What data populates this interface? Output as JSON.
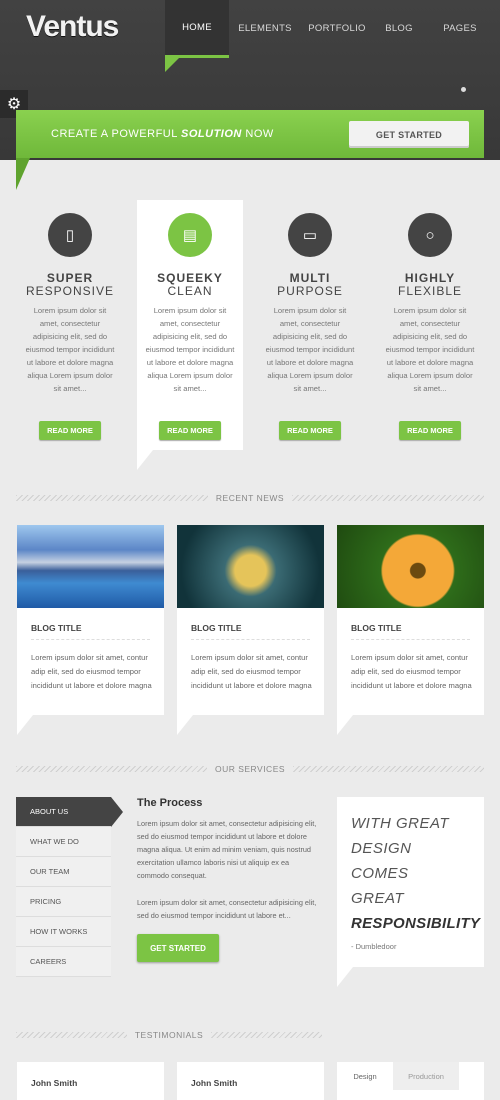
{
  "header": {
    "logo": "Ventus",
    "nav": [
      "HOME",
      "ELEMENTS",
      "PORTFOLIO",
      "BLOG",
      "PAGES"
    ]
  },
  "banner": {
    "text_pre": "CREATE A POWERFUL ",
    "text_em": "SOLUTION",
    "text_post": " NOW",
    "button": "GET STARTED"
  },
  "features": [
    {
      "title_line1": "SUPER",
      "title_line2": "RESPONSIVE",
      "icon": "phone-icon",
      "text": "Lorem ipsum dolor sit amet, consectetur adipisicing elit, sed do eiusmod tempor incididunt ut labore et dolore magna aliqua Lorem ipsum dolor sit amet...",
      "button": "READ MORE"
    },
    {
      "title_line1": "SQUEEKY",
      "title_line2": "CLEAN",
      "icon": "monitor-icon",
      "text": "Lorem ipsum dolor sit amet, consectetur adipisicing elit, sed do eiusmod tempor incididunt ut labore et dolore magna aliqua Lorem ipsum dolor sit amet...",
      "button": "READ MORE"
    },
    {
      "title_line1": "MULTI",
      "title_line2": "PURPOSE",
      "icon": "laptop-icon",
      "text": "Lorem ipsum dolor sit amet, consectetur adipisicing elit, sed do eiusmod tempor incididunt ut labore et dolore magna aliqua Lorem ipsum dolor sit amet...",
      "button": "READ MORE"
    },
    {
      "title_line1": "HIGHLY",
      "title_line2": "FLEXIBLE",
      "icon": "lightbulb-icon",
      "text": "Lorem ipsum dolor sit amet, consectetur adipisicing elit, sed do eiusmod tempor incididunt ut labore et dolore magna aliqua Lorem ipsum dolor sit amet...",
      "button": "READ MORE"
    }
  ],
  "sections": {
    "news": "RECENT NEWS",
    "services": "OUR SERVICES",
    "testimonials": "TESTIMONIALS"
  },
  "blog": [
    {
      "title": "BLOG TITLE",
      "text": "Lorem ipsum dolor sit amet, contur adip elit, sed do eiusmod tempor incididunt ut labore et dolore magna"
    },
    {
      "title": "BLOG TITLE",
      "text": "Lorem ipsum dolor sit amet, contur adip elit, sed do eiusmod tempor incididunt ut labore et dolore magna"
    },
    {
      "title": "BLOG TITLE",
      "text": "Lorem ipsum dolor sit amet, contur adip elit, sed do eiusmod tempor incididunt ut labore et dolore magna"
    }
  ],
  "services": {
    "menu": [
      "ABOUT US",
      "WHAT WE DO",
      "OUR TEAM",
      "PRICING",
      "HOW IT WORKS",
      "CAREERS"
    ],
    "title": "The Process",
    "para1": "Lorem ipsum dolor sit amet, consectetur adipisicing elit, sed do eiusmod tempor incididunt ut labore et dolore magna aliqua. Ut enim ad minim veniam, quis nostrud exercitation ullamco laboris nisi ut aliquip ex ea commodo consequat.",
    "para2": "Lorem ipsum dolor sit amet, consectetur adipisicing elit, sed do eiusmod tempor incididunt ut labore et...",
    "button": "GET STARTED",
    "quote_lines": [
      "WITH GREAT",
      "DESIGN",
      "COMES",
      "GREAT"
    ],
    "quote_strong": "RESPONSIBILITY",
    "quote_author": "- Dumbledoor"
  },
  "testimonials": {
    "names": [
      "John Smith",
      "John Smith"
    ],
    "tabs": [
      "Design",
      "Production"
    ]
  },
  "colors": {
    "accent": "#7cc444",
    "header": "#3b3b3b",
    "background": "#ebebeb"
  }
}
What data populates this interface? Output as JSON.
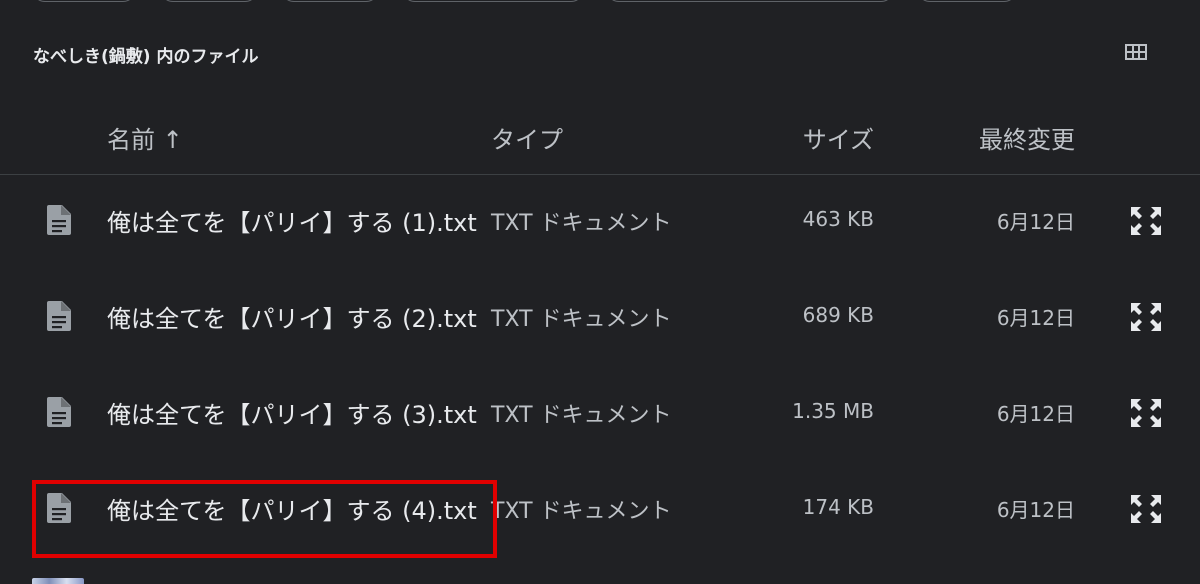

________

__EXERCISE PROMPT__: Check every line of the data, and copy the ones that contain "icon".

__ANSWER BELOW__:
      "icon": "phone-icon",
      "icon": "monitor-icon",
      "icon": "laptop-icon",
      "icon": "lightbulb-icon",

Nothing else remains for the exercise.